RECORDS PROVIDED:
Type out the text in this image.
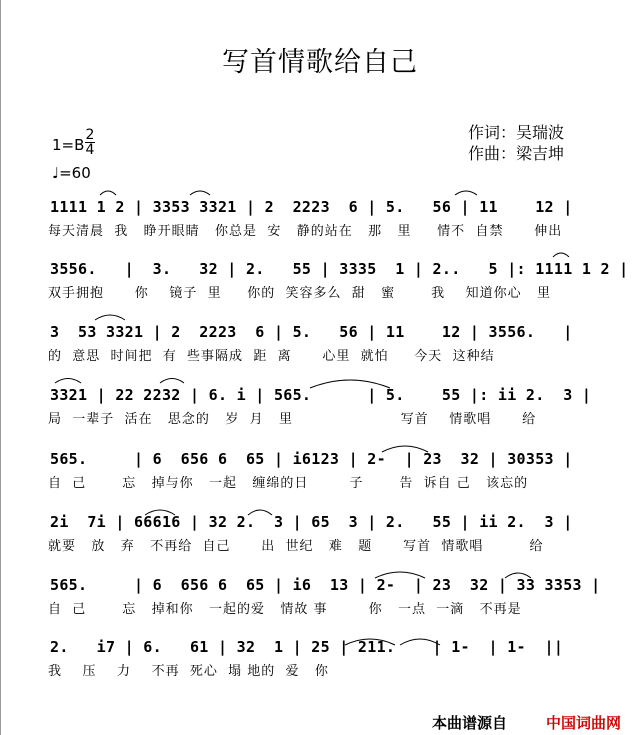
写首情歌给自己
1=B
2
4
♩=60
作词：吴瑞波
作曲：梁吉坤
1111 1 2 | 3353 3321 | 2  2223  6 | 5.   56 | 11    12 |
每天清晨  我   睁开眼睛   你总是  安   静的站在   那   里     情不  自禁      伸出
3556.   |  3.   32 | 2.   55 | 3335  1 | 2..   5 |: 1111 1 2 |
双手拥抱      你    镜子  里     你的  笑容多么  甜   蜜       我    知道你心   里
3  53 3321 | 2  2223  6 | 5.   56 | 11    12 | 3556.   |
的  意思  时间把  有  些事隔成  距  离      心里  就怕     今天  这种结
3321 | 22 2232 | 6. i | 565.      | 5.    55 |: ii 2.  3 |
局  一辈子  活在   思念的   岁  月   里                     写首    情歌唱      给
565.     | 6  656 6  65 | i6123 | 2-  | 23  32 | 30353 |
自  己       忘   掉与你   一起   缠绵的日        子       告  诉自 己   该忘的
2i  7i | 66616 | 32 2.  3 | 65  3 | 2.   55 | ii 2.  3 |
就要   放   弃   不再给  自己      出  世纪   难   题      写首  情歌唱         给
565.     | 6  656 6  65 | i6  13 | 2-  | 23  32 | 33 3353 |
自  己       忘   掉和你   一起的爱   情故 事        你   一点  一滴   不再是
2.   i7 | 6.   61 | 32  1 | 25 | 211.    | 1-  | 1-  ||
我    压    力    不再  死心  塌 地的  爱   你
本曲谱源自	中国词曲网
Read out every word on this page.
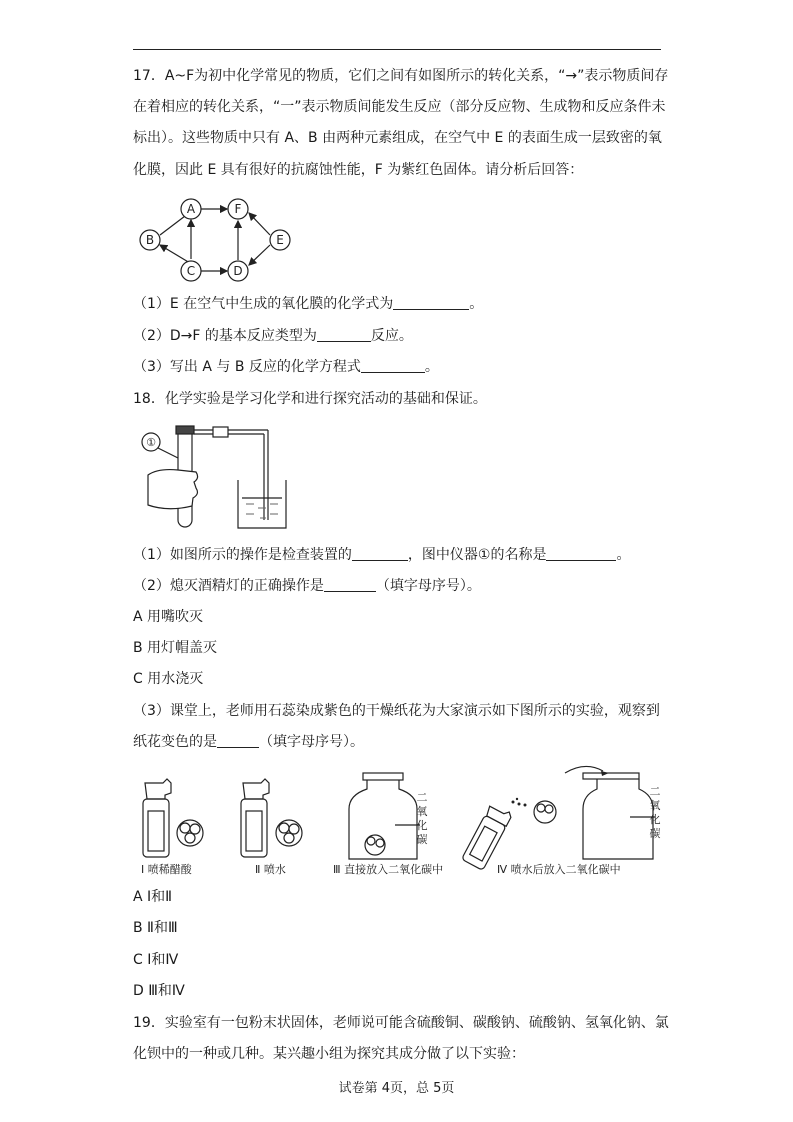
17．A~F为初中化学常见的物质，它们之间有如图所示的转化关系，“→”表示物质间存
在着相应的转化关系，“一”表示物质间能发生反应（部分反应物、生成物和反应条件未
标出）。这些物质中只有 A、B 由两种元素组成，在空气中 E 的表面生成一层致密的氧
化膜，因此 E 具有很好的抗腐蚀性能，F 为紫红色固体。请分析后回答：
A	F
B	E
C	D
（1）E 在空气中生成的氧化膜的化学式为	。
（2）D→F 的基本反应类型为	反应。
（3）写出 A 与 B 反应的化学方程式	。
18．化学实验是学习化学和进行探究活动的基础和保证。
①
（1）如图所示的操作是检查装置的	，图中仪器①的名称是	。
（2）熄灭酒精灯的正确操作是	（填字母序号）。
A 用嘴吹灭
B 用灯帽盖灭
C 用水浇灭
（3）课堂上，老师用石蕊染成紫色的干燥纸花为大家演示如下图所示的实验，观察到
纸花变色的是	（填字母序号）。
二
氧
化
碳
二
氧
化
碳
Ⅰ 喷稀醋酸	Ⅱ 喷水	Ⅲ 直接放入二氧化碳中	Ⅳ 喷水后放入二氧化碳中
A Ⅰ和Ⅱ
B Ⅱ和Ⅲ
C Ⅰ和Ⅳ
D Ⅲ和Ⅳ
19．实验室有一包粉末状固体，老师说可能含硫酸铜、碳酸钠、硫酸钠、氢氧化钠、氯
化钡中的一种或几种。某兴趣小组为探究其成分做了以下实验：
试卷第 4页，总 5页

WHAT YOU NEED TO DO: Leave the pictures out, and reproduce only the lines from the line holding "Read out every word on this page." through the last line of the material, both included.

CORRECT RESPONSE:
Read out every word on this page.
17．A~F为初中化学常见的物质，它们之间有如图所示的转化关系，“→”表示物质间存
在着相应的转化关系，“一”表示物质间能发生反应（部分反应物、生成物和反应条件未
标出）。这些物质中只有 A、B 由两种元素组成，在空气中 E 的表面生成一层致密的氧
化膜，因此 E 具有很好的抗腐蚀性能，F 为紫红色固体。请分析后回答：
A	F
B	E
C	D
（1）E 在空气中生成的氧化膜的化学式为	。
（2）D→F 的基本反应类型为	反应。
（3）写出 A 与 B 反应的化学方程式	。
18．化学实验是学习化学和进行探究活动的基础和保证。
①
（1）如图所示的操作是检查装置的	，图中仪器①的名称是	。
（2）熄灭酒精灯的正确操作是	（填字母序号）。
A 用嘴吹灭
B 用灯帽盖灭
C 用水浇灭
（3）课堂上，老师用石蕊染成紫色的干燥纸花为大家演示如下图所示的实验，观察到
纸花变色的是	（填字母序号）。
二
氧
化
碳
二
氧
化
碳
Ⅰ 喷稀醋酸	Ⅱ 喷水	Ⅲ 直接放入二氧化碳中	Ⅳ 喷水后放入二氧化碳中
A Ⅰ和Ⅱ
B Ⅱ和Ⅲ
C Ⅰ和Ⅳ
D Ⅲ和Ⅳ
19．实验室有一包粉末状固体，老师说可能含硫酸铜、碳酸钠、硫酸钠、氢氧化钠、氯
化钡中的一种或几种。某兴趣小组为探究其成分做了以下实验：
试卷第 4页，总 5页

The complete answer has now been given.